Your task: Return each line of the records with nothing changed, pictures excepted.

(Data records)
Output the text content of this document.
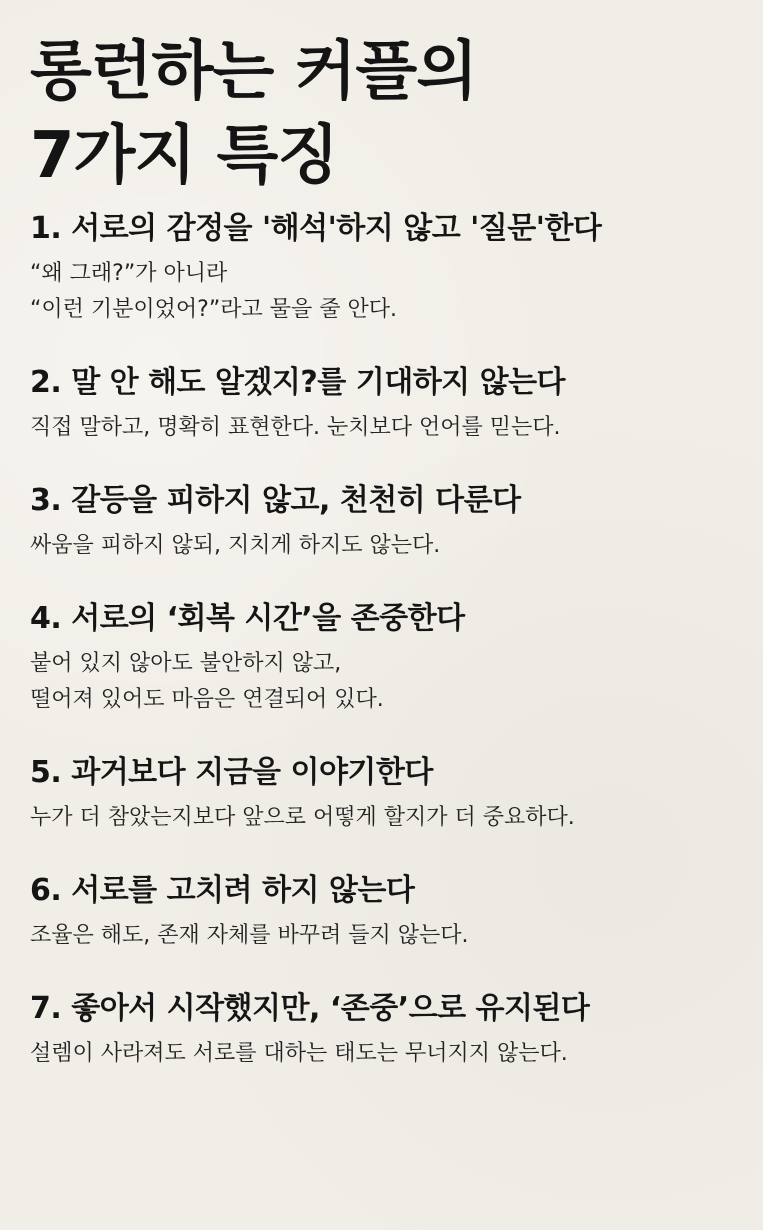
롱런하는 커플의
7가지 특징
1. 서로의 감정을 '해석'하지 않고 '질문'한다

“왜 그래?”가 아니라
“이런 기분이었어?”라고 물을 줄 안다.

2. 말 안 해도 알겠지?를 기대하지 않는다

직접 말하고, 명확히 표현한다. 눈치보다 언어를 믿는다.

3. 갈등을 피하지 않고, 천천히 다룬다

싸움을 피하지 않되, 지치게 하지도 않는다.

4. 서로의 ‘회복 시간’을 존중한다

붙어 있지 않아도 불안하지 않고,
떨어져 있어도 마음은 연결되어 있다.

5. 과거보다 지금을 이야기한다

누가 더 참았는지보다 앞으로 어떻게 할지가 더 중요하다.

6. 서로를 고치려 하지 않는다

조율은 해도, 존재 자체를 바꾸려 들지 않는다.

7. 좋아서 시작했지만, ‘존중’으로 유지된다

설렘이 사라져도 서로를 대하는 태도는 무너지지 않는다.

Answer below:
Output the text content of this document.
롱런하는 커플의
7가지 특징
1. 서로의 감정을 '해석'하지 않고 '질문'한다

“왜 그래?”가 아니라
“이런 기분이었어?”라고 물을 줄 안다.

2. 말 안 해도 알겠지?를 기대하지 않는다

직접 말하고, 명확히 표현한다. 눈치보다 언어를 믿는다.

3. 갈등을 피하지 않고, 천천히 다룬다

싸움을 피하지 않되, 지치게 하지도 않는다.

4. 서로의 ‘회복 시간’을 존중한다

붙어 있지 않아도 불안하지 않고,
떨어져 있어도 마음은 연결되어 있다.

5. 과거보다 지금을 이야기한다

누가 더 참았는지보다 앞으로 어떻게 할지가 더 중요하다.

6. 서로를 고치려 하지 않는다

조율은 해도, 존재 자체를 바꾸려 들지 않는다.

7. 좋아서 시작했지만, ‘존중’으로 유지된다

설렘이 사라져도 서로를 대하는 태도는 무너지지 않는다.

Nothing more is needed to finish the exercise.